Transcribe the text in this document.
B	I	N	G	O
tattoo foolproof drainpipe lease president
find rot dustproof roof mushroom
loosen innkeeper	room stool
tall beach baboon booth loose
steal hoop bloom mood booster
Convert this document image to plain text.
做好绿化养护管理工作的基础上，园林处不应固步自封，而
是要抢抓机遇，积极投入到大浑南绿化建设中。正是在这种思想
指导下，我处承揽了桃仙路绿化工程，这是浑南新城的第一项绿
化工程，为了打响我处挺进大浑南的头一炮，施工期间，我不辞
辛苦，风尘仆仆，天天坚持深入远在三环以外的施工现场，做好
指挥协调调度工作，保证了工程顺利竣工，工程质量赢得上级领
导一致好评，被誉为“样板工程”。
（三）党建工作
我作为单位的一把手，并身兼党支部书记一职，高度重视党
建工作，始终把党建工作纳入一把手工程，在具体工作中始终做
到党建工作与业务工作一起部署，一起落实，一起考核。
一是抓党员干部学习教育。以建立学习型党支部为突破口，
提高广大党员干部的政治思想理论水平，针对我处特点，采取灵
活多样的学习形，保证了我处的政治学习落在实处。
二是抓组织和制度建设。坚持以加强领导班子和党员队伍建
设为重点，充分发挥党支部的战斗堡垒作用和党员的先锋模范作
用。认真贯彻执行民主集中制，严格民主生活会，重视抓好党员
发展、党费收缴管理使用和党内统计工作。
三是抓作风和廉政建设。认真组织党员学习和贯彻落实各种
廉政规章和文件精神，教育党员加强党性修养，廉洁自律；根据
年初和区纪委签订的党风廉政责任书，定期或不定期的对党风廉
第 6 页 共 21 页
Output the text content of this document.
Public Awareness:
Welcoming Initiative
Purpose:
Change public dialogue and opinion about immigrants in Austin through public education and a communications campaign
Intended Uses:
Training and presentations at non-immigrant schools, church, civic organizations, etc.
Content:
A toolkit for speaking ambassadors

------

Once more, set down the full listing, verbatim.

Transcribe the text in this document.
B	I	N	G	O
tattoo foolproof drainpipe lease president
find rot dustproof roof mushroom
loosen innkeeper	room stool
tall beach baboon booth loose
steal hoop bloom mood booster
Convert this document image to plain text.
做好绿化养护管理工作的基础上，园林处不应固步自封，而
是要抢抓机遇，积极投入到大浑南绿化建设中。正是在这种思想
指导下，我处承揽了桃仙路绿化工程，这是浑南新城的第一项绿
化工程，为了打响我处挺进大浑南的头一炮，施工期间，我不辞
辛苦，风尘仆仆，天天坚持深入远在三环以外的施工现场，做好
指挥协调调度工作，保证了工程顺利竣工，工程质量赢得上级领
导一致好评，被誉为“样板工程”。
（三）党建工作
我作为单位的一把手，并身兼党支部书记一职，高度重视党
建工作，始终把党建工作纳入一把手工程，在具体工作中始终做
到党建工作与业务工作一起部署，一起落实，一起考核。
一是抓党员干部学习教育。以建立学习型党支部为突破口，
提高广大党员干部的政治思想理论水平，针对我处特点，采取灵
活多样的学习形，保证了我处的政治学习落在实处。
二是抓组织和制度建设。坚持以加强领导班子和党员队伍建
设为重点，充分发挥党支部的战斗堡垒作用和党员的先锋模范作
用。认真贯彻执行民主集中制，严格民主生活会，重视抓好党员
发展、党费收缴管理使用和党内统计工作。
三是抓作风和廉政建设。认真组织党员学习和贯彻落实各种
廉政规章和文件精神，教育党员加强党性修养，廉洁自律；根据
年初和区纪委签订的党风廉政责任书，定期或不定期的对党风廉
第 6 页 共 21 页
Output the text content of this document.
Public Awareness:
Welcoming Initiative
Purpose:
Change public dialogue and opinion about immigrants in Austin through public education and a communications campaign
Intended Uses:
Training and presentations at non-immigrant schools, church, civic organizations, etc.
Content:
A toolkit for speaking ambassadors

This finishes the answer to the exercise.